▸ **Quoted text**:

____________________

Anthropology, Sociology & Women’s Studies

Reprinted from the Middle East Studies Association Bulletin, Winter 2000 (with changes in orthography to HTML standards).
Copyright 2000 by the Middle East Studies Association of North America
Great Need Over the Water: The Letters of Theresa Huntington Ziegler, Missionary to Turkey, 1898-1905, edited by Stina Katchadourian. 391 pages. Ann Arbor: Gomidas Institute, 1999. $25.00 (Paper) ISBN 0-9534519-104

This collection of letters by an American missionary teacher in turn-of-the-century eastern Turkey is a useful addition to recent studies of missionary women as purveyors of culture and religion. Among a coherent selection of letters covering a span of seven years Katchadourian has interspersed cogent explanations of events in the Ottoman Empire that affected the lives of the missionaries, making Great Need Over the Water accessible to those not familiar with the ethnographic, historical, or political layout of the Ottoman Empire at that time. Her commentary on the missionary milieu in turn-of-the-century Anatolia is helpful without being intrusive.

By the end of the nineteenth century, the civilizing mission had subsumed the earlier evangelizing one, and indeed Theresa Huntington’s letters speak less about the spirit of Christ than about the need for education and social justice. At the same time, the letters illustrate Huntington’s ambivalence about her situation and the people she came to serve. Here, the locals do not emerge as individuals; rather, we see types and groups. For example, when invitations for a social event come at the last minute, Huntington complains that such “is generally the case when Armenians get up things” (p. 281). Early in her stay (August 1899) she writes: “The Armenian character is one that doesn’t hold out well” (p. 138). Even six years later her attitude is little changed: towards the end of her stay (March 1905) Huntington writes in discouragement: “It is the same thing over and over. The same kinds of work and the same difficulties. The Armenians, here at least, never have learned to pull together.…I think it is a national characteristic and one which is a fearful obstacle to progress” (p. 337). “Very few of the people really understand why we come here” (p. 204). Emigration of the “best and brightest” Armenians troubled the missionaries, who were committed to transforming the world, not moving it to America. As Katchadourian notes, the missionaries share in the prevailing sense of despair, but during this uneasy period they disapprove of emigration as a solution.

____________________

▸ **Material for this exercise**:
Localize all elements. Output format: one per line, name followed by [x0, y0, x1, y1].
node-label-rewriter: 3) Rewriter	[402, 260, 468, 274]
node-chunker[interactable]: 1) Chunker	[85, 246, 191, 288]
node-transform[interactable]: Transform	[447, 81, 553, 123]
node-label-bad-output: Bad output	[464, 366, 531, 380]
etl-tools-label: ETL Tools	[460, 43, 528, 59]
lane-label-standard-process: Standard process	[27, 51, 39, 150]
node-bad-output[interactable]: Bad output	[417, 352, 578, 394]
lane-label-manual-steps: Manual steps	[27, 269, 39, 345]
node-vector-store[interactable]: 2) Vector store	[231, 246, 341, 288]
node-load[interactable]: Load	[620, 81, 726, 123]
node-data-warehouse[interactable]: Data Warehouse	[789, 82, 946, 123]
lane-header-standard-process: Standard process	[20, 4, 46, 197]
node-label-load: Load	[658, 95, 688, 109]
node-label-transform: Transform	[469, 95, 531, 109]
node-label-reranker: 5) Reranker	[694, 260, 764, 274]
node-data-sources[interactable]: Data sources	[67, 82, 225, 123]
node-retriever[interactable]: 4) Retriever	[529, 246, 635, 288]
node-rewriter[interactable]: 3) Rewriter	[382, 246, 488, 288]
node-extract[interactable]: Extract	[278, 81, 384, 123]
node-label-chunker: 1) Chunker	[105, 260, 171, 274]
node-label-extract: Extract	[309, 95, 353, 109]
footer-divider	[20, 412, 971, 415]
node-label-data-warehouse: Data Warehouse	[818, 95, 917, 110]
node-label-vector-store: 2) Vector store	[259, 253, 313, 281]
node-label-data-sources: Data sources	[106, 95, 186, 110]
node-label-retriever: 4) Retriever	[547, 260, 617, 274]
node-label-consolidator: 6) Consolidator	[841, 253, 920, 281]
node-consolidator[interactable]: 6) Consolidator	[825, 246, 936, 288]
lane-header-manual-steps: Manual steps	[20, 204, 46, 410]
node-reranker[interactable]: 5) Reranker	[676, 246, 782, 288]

____________________

▸ **Stated problem A**: Say whether each statement agrees with the review, answering yes or no and quoting the deciding words: (i) the letters in the collection span seven years; (ii) Huntington's letters speak more about the spirit of Christ than about education; (iii) the missionaries approved of emigration as a solution.
▸ **Stated problem B**: Reproduce everything from the start of the listing down to the line containing "269, 39, 345]", renaming "Bad output" as "Failed output" and changing nothing else.

▸ **Complete output A**:
(i) Yes: "covering a span of seven years"
(ii) No: "Theresa Huntington’s letters speak less about the spirit of Christ than about the need for education and social justice"
(iii) No: "they disapprove of emigration as a solution"

▸ **Complete output B**:
Localize all elements. Output format: one per line, name followed by [x0, y0, x1, y1].
node-label-rewriter: 3) Rewriter	[402, 260, 468, 274]
node-chunker[interactable]: 1) Chunker	[85, 246, 191, 288]
node-transform[interactable]: Transform	[447, 81, 553, 123]
node-label-bad-output: Failed output	[464, 366, 531, 380]
etl-tools-label: ETL Tools	[460, 43, 528, 59]
lane-label-standard-process: Standard process	[27, 51, 39, 150]
node-bad-output[interactable]: Failed output	[417, 352, 578, 394]
lane-label-manual-steps: Manual steps	[27, 269, 39, 345]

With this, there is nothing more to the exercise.